--- start INFORMATION SUPPLIED ---
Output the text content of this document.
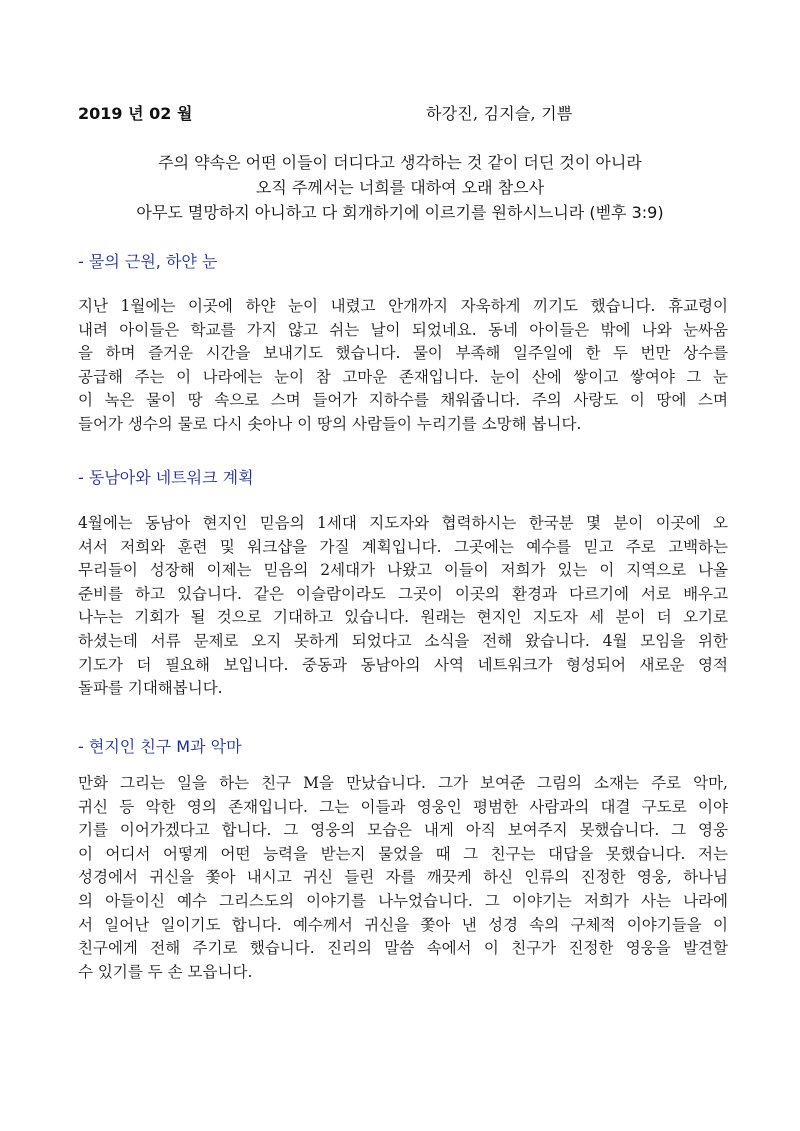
2019 년 02 월	하강진, 김지슬, 기쁨
주의 약속은 어떤 이들이 더디다고 생각하는 것 같이 더딘 것이 아니라
오직 주께서는 너희를 대하여 오래 참으사
아무도 멸망하지 아니하고 다 회개하기에 이르기를 원하시느니라 (벧후 3:9)
- 물의 근원, 하얀 눈
지난 1월에는 이곳에 하얀 눈이 내렸고 안개까지 자욱하게 끼기도 했습니다. 휴교령이
내려 아이들은 학교를 가지 않고 쉬는 날이 되었네요. 동네 아이들은 밖에 나와 눈싸움
을 하며 즐거운 시간을 보내기도 했습니다. 물이 부족해 일주일에 한 두 번만 상수를
공급해 주는 이 나라에는 눈이 참 고마운 존재입니다. 눈이 산에 쌓이고 쌓여야 그 눈
이 녹은 물이 땅 속으로 스며 들어가 지하수를 채워줍니다. 주의 사랑도 이 땅에 스며
들어가 생수의 물로 다시 솟아나 이 땅의 사람들이 누리기를 소망해 봅니다.
- 동남아와 네트워크 계획
4월에는 동남아 현지인 믿음의 1세대 지도자와 협력하시는 한국분 몇 분이 이곳에 오
셔서 저희와 훈련 및 워크샵을 가질 계획입니다. 그곳에는 예수를 믿고 주로 고백하는
무리들이 성장해 이제는 믿음의 2세대가 나왔고 이들이 저희가 있는 이 지역으로 나올
준비를 하고 있습니다. 같은 이슬람이라도 그곳이 이곳의 환경과 다르기에 서로 배우고
나누는 기회가 될 것으로 기대하고 있습니다. 원래는 현지인 지도자 세 분이 더 오기로
하셨는데 서류 문제로 오지 못하게 되었다고 소식을 전해 왔습니다. 4월 모임을 위한
기도가 더 필요해 보입니다. 중동과 동남아의 사역 네트워크가 형성되어 새로운 영적
돌파를 기대해봅니다.
- 현지인 친구 M과 악마
만화 그리는 일을 하는 친구 M을 만났습니다. 그가 보여준 그림의 소재는 주로 악마,
귀신 등 악한 영의 존재입니다. 그는 이들과 영웅인 평범한 사람과의 대결 구도로 이야
기를 이어가겠다고 합니다. 그 영웅의 모습은 내게 아직 보여주지 못했습니다. 그 영웅
이 어디서 어떻게 어떤 능력을 받는지 물었을 때 그 친구는 대답을 못했습니다. 저는
성경에서 귀신을 쫓아 내시고 귀신 들린 자를 깨끗케 하신 인류의 진정한 영웅, 하나님
의 아들이신 예수 그리스도의 이야기를 나누었습니다. 그 이야기는 저희가 사는 나라에
서 일어난 일이기도 합니다. 예수께서 귀신을 쫓아 낸 성경 속의 구체적 이야기들을 이
친구에게 전해 주기로 했습니다. 진리의 말씀 속에서 이 친구가 진정한 영웅을 발견할
수 있기를 두 손 모읍니다.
--- end INFORMATION SUPPLIED ---
Look through the material above and pick out each line holding the word "있습니다".

준비를 하고 있습니다. 같은 이슬람이라도 그곳이 이곳의 환경과 다르기에 서로 배우고
나누는 기회가 될 것으로 기대하고 있습니다. 원래는 현지인 지도자 세 분이 더 오기로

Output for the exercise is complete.